▶ TASK REQUIREMENTS
Reproduce the records below in their entirety, character for character.

▶ THE RECORDS
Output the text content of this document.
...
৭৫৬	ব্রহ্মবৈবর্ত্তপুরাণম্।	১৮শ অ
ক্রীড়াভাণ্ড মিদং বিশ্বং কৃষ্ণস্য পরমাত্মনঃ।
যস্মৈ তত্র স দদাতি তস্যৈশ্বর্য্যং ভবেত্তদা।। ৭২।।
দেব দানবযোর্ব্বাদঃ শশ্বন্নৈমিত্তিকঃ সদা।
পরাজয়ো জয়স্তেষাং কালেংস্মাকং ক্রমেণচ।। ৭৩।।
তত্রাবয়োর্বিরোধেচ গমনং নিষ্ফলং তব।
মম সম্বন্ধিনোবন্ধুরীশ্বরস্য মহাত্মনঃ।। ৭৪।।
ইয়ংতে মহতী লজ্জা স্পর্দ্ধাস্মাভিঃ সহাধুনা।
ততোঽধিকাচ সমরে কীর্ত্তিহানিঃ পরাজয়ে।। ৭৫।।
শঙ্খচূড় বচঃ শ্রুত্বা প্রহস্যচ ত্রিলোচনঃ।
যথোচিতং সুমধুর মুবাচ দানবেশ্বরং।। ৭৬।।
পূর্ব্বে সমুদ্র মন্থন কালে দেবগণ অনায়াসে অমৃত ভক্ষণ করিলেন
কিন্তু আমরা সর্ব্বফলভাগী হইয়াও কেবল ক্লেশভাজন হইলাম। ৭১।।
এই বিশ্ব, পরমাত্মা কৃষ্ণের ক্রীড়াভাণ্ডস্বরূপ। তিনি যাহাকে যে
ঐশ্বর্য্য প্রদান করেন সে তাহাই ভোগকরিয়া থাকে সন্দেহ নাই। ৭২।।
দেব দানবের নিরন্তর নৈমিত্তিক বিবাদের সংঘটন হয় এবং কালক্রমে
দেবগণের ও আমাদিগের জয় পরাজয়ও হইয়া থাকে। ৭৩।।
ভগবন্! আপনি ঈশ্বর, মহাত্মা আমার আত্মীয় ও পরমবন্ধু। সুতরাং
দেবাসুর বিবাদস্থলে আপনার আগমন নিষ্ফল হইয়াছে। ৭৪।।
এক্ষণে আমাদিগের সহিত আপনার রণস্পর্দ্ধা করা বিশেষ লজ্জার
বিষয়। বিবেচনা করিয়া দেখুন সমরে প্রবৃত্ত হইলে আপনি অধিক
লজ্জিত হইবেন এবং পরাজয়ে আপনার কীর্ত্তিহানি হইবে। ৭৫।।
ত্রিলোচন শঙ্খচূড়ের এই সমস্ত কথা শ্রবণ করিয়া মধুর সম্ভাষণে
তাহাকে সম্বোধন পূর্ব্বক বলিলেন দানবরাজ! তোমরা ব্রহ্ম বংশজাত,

▶ ANSWER TO THIS TASK
Output the text content of this document.
...
৭৫৬	ব্রহ্মবৈবর্ত্তপুরাণম্।	১৮শ অ
ক্রীড়াভাণ্ড মিদং বিশ্বং কৃষ্ণস্য পরমাত্মনঃ।
যস্মৈ তত্র স দদাতি তস্যৈশ্বর্য্যং ভবেত্তদা।। ৭২।।
দেব দানবযোর্ব্বাদঃ শশ্বন্নৈমিত্তিকঃ সদা।
পরাজয়ো জয়স্তেষাং কালেংস্মাকং ক্রমেণচ।। ৭৩।।
তত্রাবয়োর্বিরোধেচ গমনং নিষ্ফলং তব।
মম সম্বন্ধিনোবন্ধুরীশ্বরস্য মহাত্মনঃ।। ৭৪।।
ইয়ংতে মহতী লজ্জা স্পর্দ্ধাস্মাভিঃ সহাধুনা।
ততোঽধিকাচ সমরে কীর্ত্তিহানিঃ পরাজয়ে।। ৭৫।।
শঙ্খচূড় বচঃ শ্রুত্বা প্রহস্যচ ত্রিলোচনঃ।
যথোচিতং সুমধুর মুবাচ দানবেশ্বরং।। ৭৬।।
পূর্ব্বে সমুদ্র মন্থন কালে দেবগণ অনায়াসে অমৃত ভক্ষণ করিলেন
কিন্তু আমরা সর্ব্বফলভাগী হইয়াও কেবল ক্লেশভাজন হইলাম। ৭১।।
এই বিশ্ব, পরমাত্মা কৃষ্ণের ক্রীড়াভাণ্ডস্বরূপ। তিনি যাহাকে যে
ঐশ্বর্য্য প্রদান করেন সে তাহাই ভোগকরিয়া থাকে সন্দেহ নাই। ৭২।।
দেব দানবের নিরন্তর নৈমিত্তিক বিবাদের সংঘটন হয় এবং কালক্রমে
দেবগণের ও আমাদিগের জয় পরাজয়ও হইয়া থাকে। ৭৩।।
ভগবন্! আপনি ঈশ্বর, মহাত্মা আমার আত্মীয় ও পরমবন্ধু। সুতরাং
দেবাসুর বিবাদস্থলে আপনার আগমন নিষ্ফল হইয়াছে। ৭৪।।
এক্ষণে আমাদিগের সহিত আপনার রণস্পর্দ্ধা করা বিশেষ লজ্জার
বিষয়। বিবেচনা করিয়া দেখুন সমরে প্রবৃত্ত হইলে আপনি অধিক
লজ্জিত হইবেন এবং পরাজয়ে আপনার কীর্ত্তিহানি হইবে। ৭৫।।
ত্রিলোচন শঙ্খচূড়ের এই সমস্ত কথা শ্রবণ করিয়া মধুর সম্ভাষণে
তাহাকে সম্বোধন পূর্ব্বক বলিলেন দানবরাজ! তোমরা ব্রহ্ম বংশজাত,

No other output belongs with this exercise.